WHAT YOU HAVE TO DO: Please count the lines below that contain the word "this", and reply with that number alone.

══════

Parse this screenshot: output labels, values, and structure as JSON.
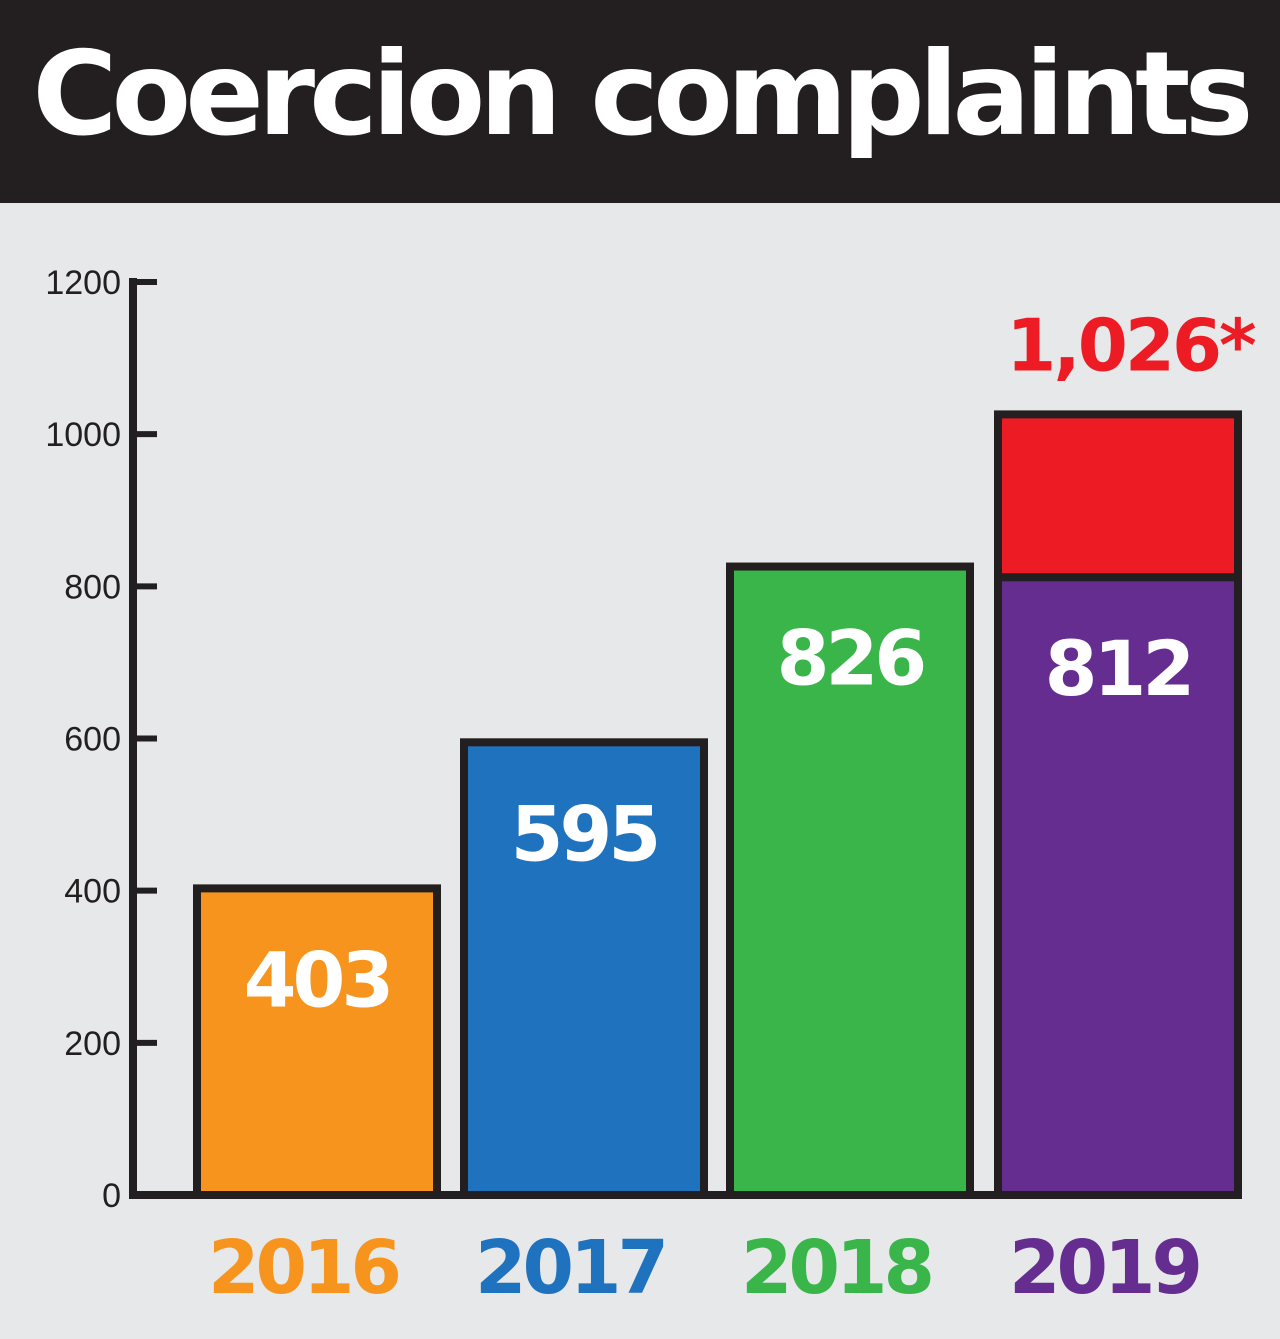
{
  "chart_data": {
    "type": "bar",
    "title": "Coercion complaints",
    "categories": [
      "2016",
      "2017",
      "2018",
      "2019"
    ],
    "values": [
      403,
      595,
      826,
      812
    ],
    "value_labels": [
      "403",
      "595",
      "826",
      "812"
    ],
    "stacked_extra": {
      "category": "2019",
      "value": 214,
      "total": 1026,
      "total_label": "1,026*"
    },
    "category_colors": [
      "#f7941d",
      "#1f72be",
      "#39b54a",
      "#662d91"
    ],
    "extra_color": "#ed1c24",
    "ylim": [
      0,
      1200
    ],
    "yticks": [
      "0",
      "200",
      "400",
      "600",
      "800",
      "1000",
      "1200"
    ],
    "xlabel": "",
    "ylabel": "",
    "grid": false,
    "legend": "none"
  }
}
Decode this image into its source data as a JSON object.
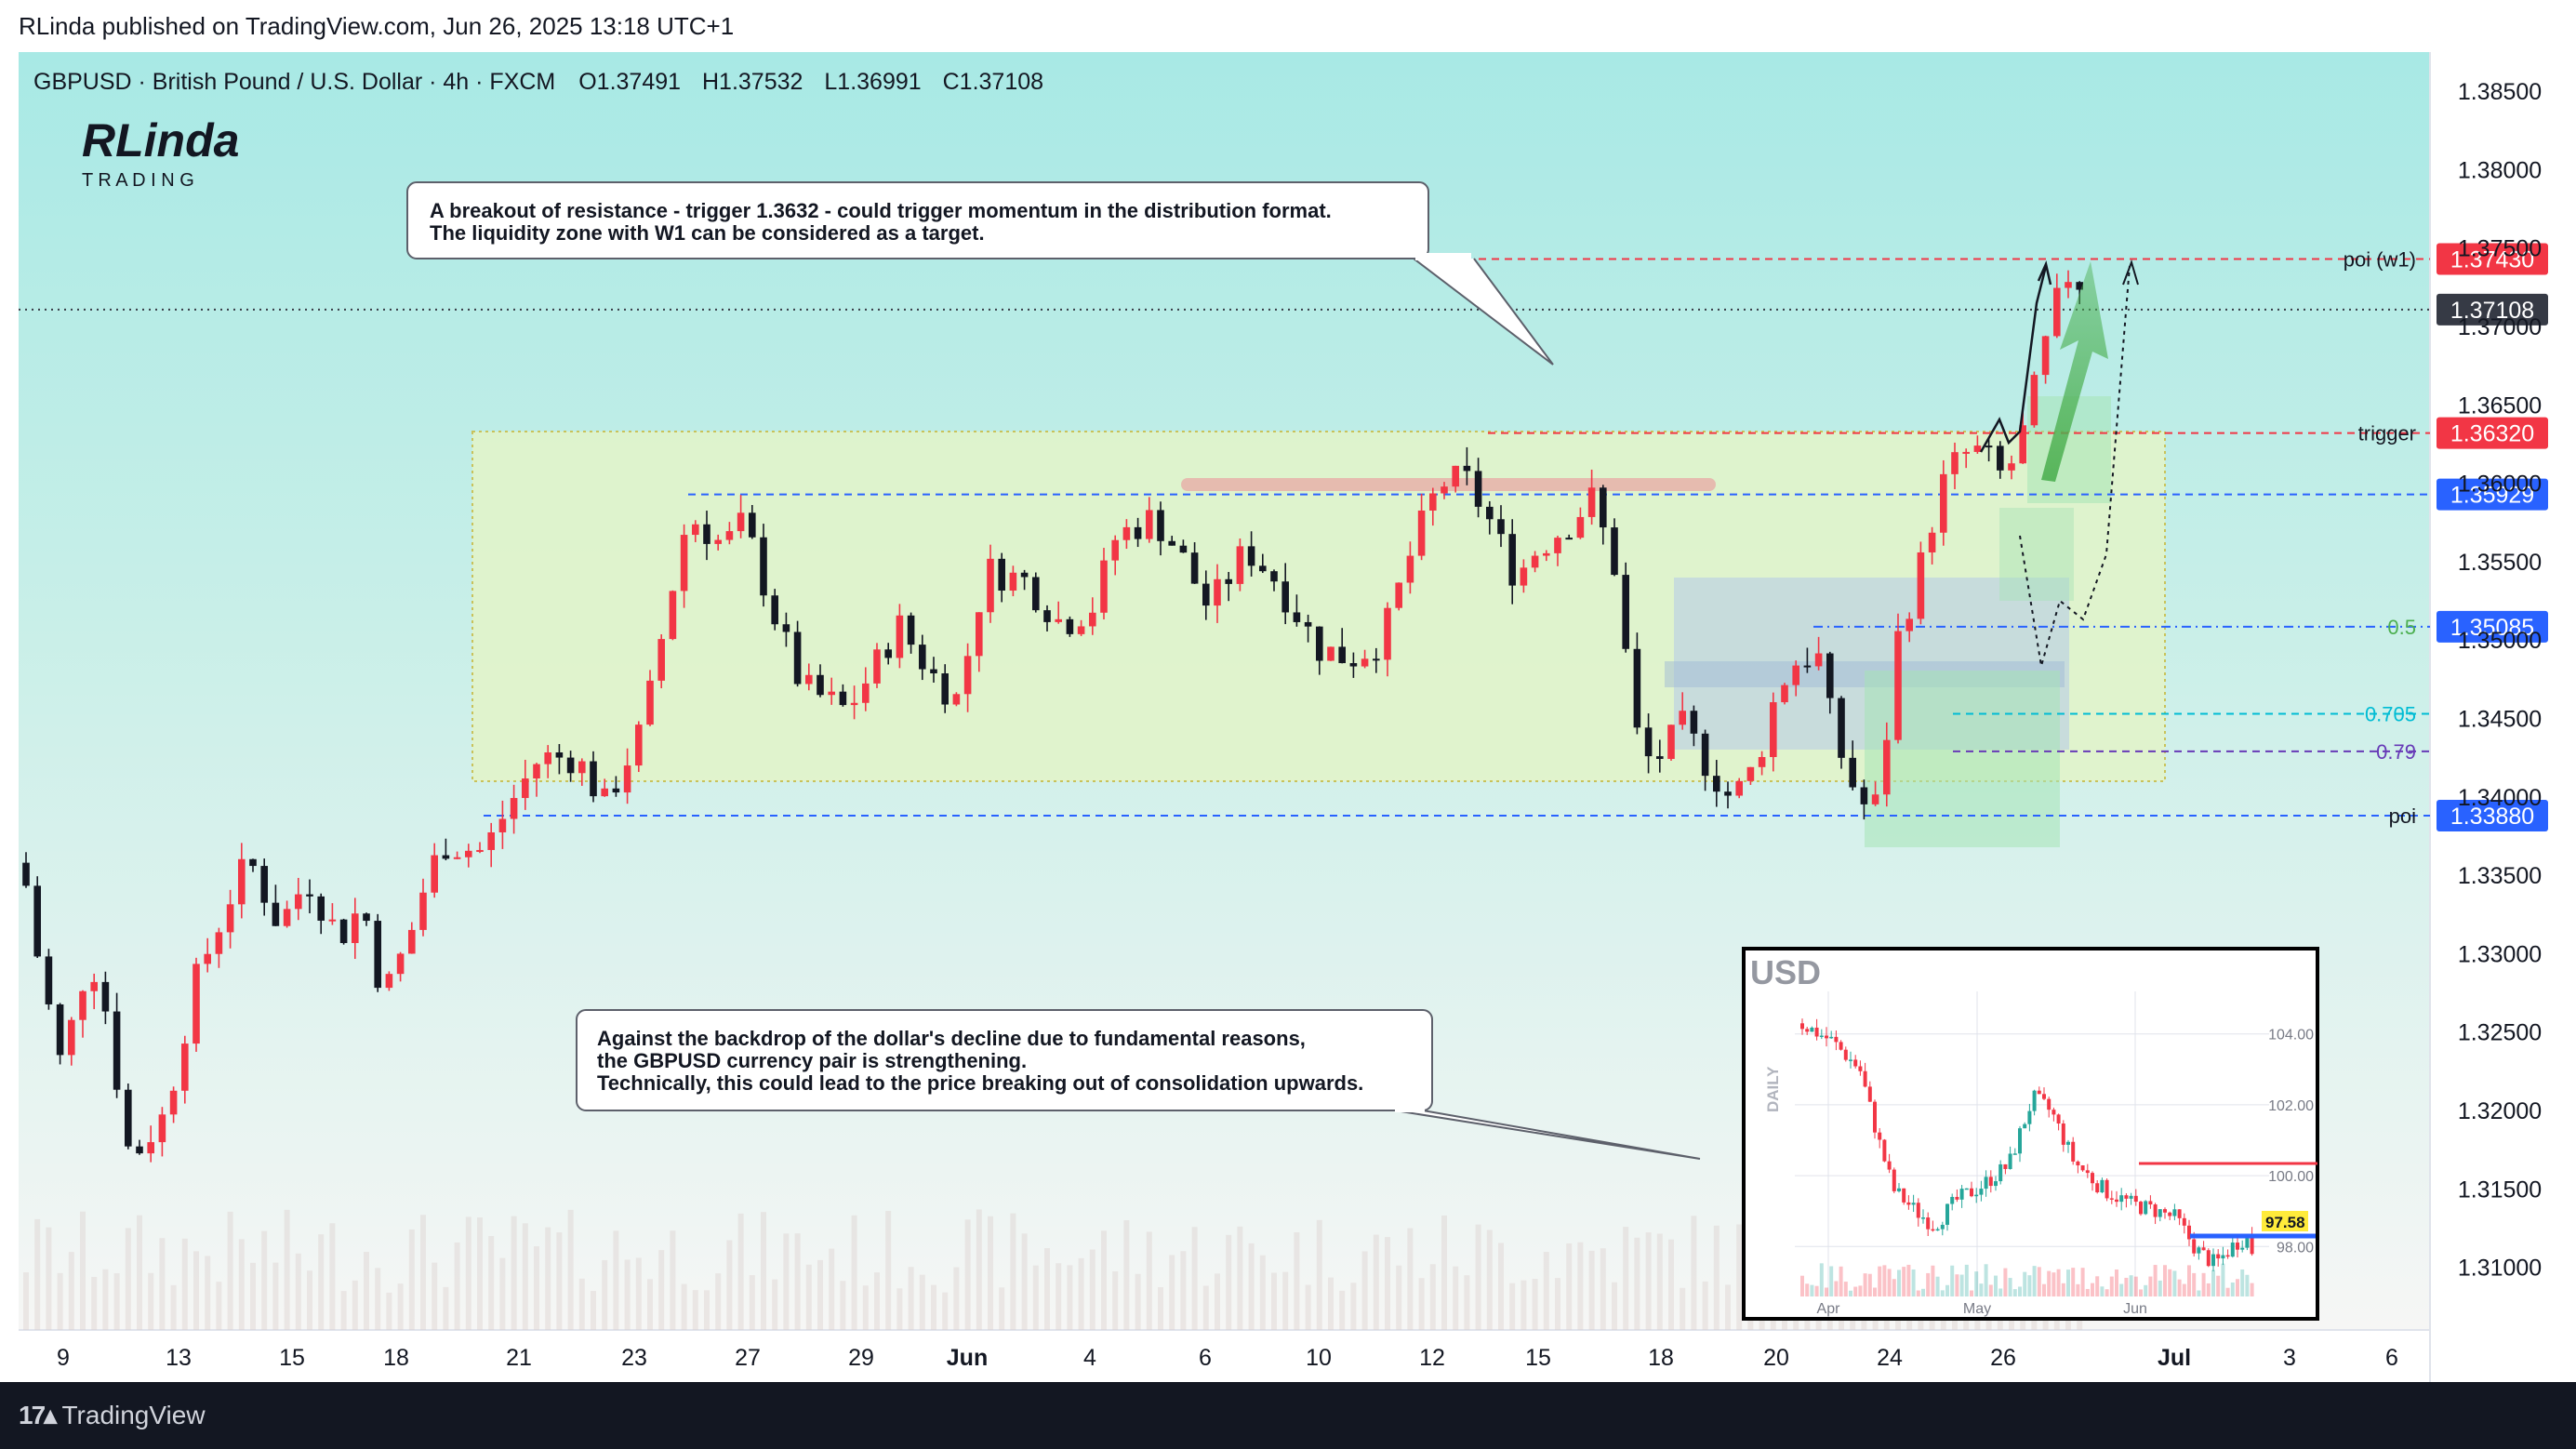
{
  "topbar": {
    "published": "RLinda published on TradingView.com, Jun 26, 2025 13:18 UTC+1"
  },
  "header": {
    "symbol": "GBPUSD · British Pound / U.S. Dollar · 4h · FXCM",
    "open": "O1.37491",
    "high": "H1.37532",
    "low": "L1.36991",
    "close": "C1.37108"
  },
  "logo": {
    "name": "RLinda",
    "sub": "T R A D I N G"
  },
  "annotations": {
    "top": [
      "A breakout of resistance - trigger 1.3632 - could trigger momentum in the distribution format.",
      "The liquidity zone with W1 can be considered as a target."
    ],
    "bottom": [
      "Against the backdrop of the dollar's decline due to fundamental reasons,",
      "the GBPUSD currency pair is strengthening.",
      "Technically, this could lead to the price breaking out of consolidation upwards."
    ]
  },
  "footer": {
    "brand": "TradingView"
  },
  "colors": {
    "up": "#f23645",
    "down": "#131722",
    "accent_red": "#f23645",
    "accent_blue": "#2962ff",
    "current": "#363a45",
    "zone": "#e0f2c4",
    "bg_top": "#a9e8e4",
    "bg_bottom": "#f4f4f4"
  },
  "chart_data": {
    "type": "candlestick",
    "title": "GBPUSD · British Pound / U.S. Dollar · 4h · FXCM",
    "ylim": [
      1.306,
      1.3875
    ],
    "y_ticks": [
      "1.38500",
      "1.38000",
      "1.37500",
      "1.37000",
      "1.36500",
      "1.36000",
      "1.35500",
      "1.35000",
      "1.34500",
      "1.34000",
      "1.33500",
      "1.33000",
      "1.32500",
      "1.32000",
      "1.31500",
      "1.31000"
    ],
    "x_ticks": [
      "9",
      "13",
      "15",
      "18",
      "21",
      "23",
      "27",
      "29",
      "Jun",
      "4",
      "6",
      "10",
      "12",
      "15",
      "18",
      "20",
      "24",
      "26",
      "Jul",
      "3",
      "6"
    ],
    "levels": [
      {
        "label": "poi (w1)",
        "value": "1.37430",
        "price": 1.3743,
        "color": "#f23645"
      },
      {
        "label": "",
        "value": "1.37108",
        "price": 1.37108,
        "color": "#363a45"
      },
      {
        "label": "trigger",
        "value": "1.36320",
        "price": 1.3632,
        "color": "#f23645"
      },
      {
        "label": "",
        "value": "1.35929",
        "price": 1.35929,
        "color": "#2962ff"
      },
      {
        "label": "0.5",
        "value": "1.35085",
        "price": 1.35085,
        "color": "#2962ff"
      },
      {
        "label": "0.705",
        "value": "",
        "price": 1.3453,
        "color": "#00bcd4"
      },
      {
        "label": "0.79",
        "value": "",
        "price": 1.3429,
        "color": "#673ab7"
      },
      {
        "label": "poi",
        "value": "1.33880",
        "price": 1.3388,
        "color": "#2962ff"
      }
    ],
    "inset": {
      "title": "USD",
      "side_label": "DAILY",
      "x_ticks": [
        "Apr",
        "May",
        "Jun"
      ],
      "y_ticks": [
        "104.00",
        "102.00",
        "100.00",
        "98.00"
      ],
      "last": "97.58",
      "ylim": [
        96.8,
        105.2
      ]
    }
  }
}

══════

TASK ANSWER: 3